» **Instruction**
In full and without alteration, repeat the material.

[Records from a dataset]
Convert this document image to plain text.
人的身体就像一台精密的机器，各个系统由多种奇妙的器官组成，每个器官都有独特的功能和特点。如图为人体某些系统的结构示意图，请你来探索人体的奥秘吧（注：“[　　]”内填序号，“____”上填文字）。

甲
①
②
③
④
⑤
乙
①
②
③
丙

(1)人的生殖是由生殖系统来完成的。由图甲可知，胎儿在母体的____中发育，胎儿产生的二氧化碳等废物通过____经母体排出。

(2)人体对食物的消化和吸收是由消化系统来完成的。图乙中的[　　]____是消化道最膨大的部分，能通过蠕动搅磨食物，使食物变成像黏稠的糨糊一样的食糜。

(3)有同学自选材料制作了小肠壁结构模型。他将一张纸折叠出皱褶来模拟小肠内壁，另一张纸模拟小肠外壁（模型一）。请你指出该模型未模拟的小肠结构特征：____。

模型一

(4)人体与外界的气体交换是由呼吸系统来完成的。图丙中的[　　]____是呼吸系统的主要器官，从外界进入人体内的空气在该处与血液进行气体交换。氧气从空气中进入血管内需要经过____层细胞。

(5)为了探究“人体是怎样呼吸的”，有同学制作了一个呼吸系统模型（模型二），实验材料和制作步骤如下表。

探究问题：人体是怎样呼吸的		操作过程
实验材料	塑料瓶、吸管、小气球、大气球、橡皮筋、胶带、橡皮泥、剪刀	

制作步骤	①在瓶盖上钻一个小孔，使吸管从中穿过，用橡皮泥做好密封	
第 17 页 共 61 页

» **Answer for the task**
Convert this document image to plain text.
人的身体就像一台精密的机器，各个系统由多种奇妙的器官组成，每个器官都有独特的功能和特点。如图为人体某些系统的结构示意图，请你来探索人体的奥秘吧（注：“[　　]”内填序号，“____”上填文字）。

甲
①
②
③
④
⑤
乙
①
②
③
丙

(1)人的生殖是由生殖系统来完成的。由图甲可知，胎儿在母体的____中发育，胎儿产生的二氧化碳等废物通过____经母体排出。

(2)人体对食物的消化和吸收是由消化系统来完成的。图乙中的[　　]____是消化道最膨大的部分，能通过蠕动搅磨食物，使食物变成像黏稠的糨糊一样的食糜。

(3)有同学自选材料制作了小肠壁结构模型。他将一张纸折叠出皱褶来模拟小肠内壁，另一张纸模拟小肠外壁（模型一）。请你指出该模型未模拟的小肠结构特征：____。

模型一

(4)人体与外界的气体交换是由呼吸系统来完成的。图丙中的[　　]____是呼吸系统的主要器官，从外界进入人体内的空气在该处与血液进行气体交换。氧气从空气中进入血管内需要经过____层细胞。

(5)为了探究“人体是怎样呼吸的”，有同学制作了一个呼吸系统模型（模型二），实验材料和制作步骤如下表。

探究问题：人体是怎样呼吸的		操作过程
实验材料	塑料瓶、吸管、小气球、大气球、橡皮筋、胶带、橡皮泥、剪刀	

制作步骤	①在瓶盖上钻一个小孔，使吸管从中穿过，用橡皮泥做好密封	
第 17 页 共 61 页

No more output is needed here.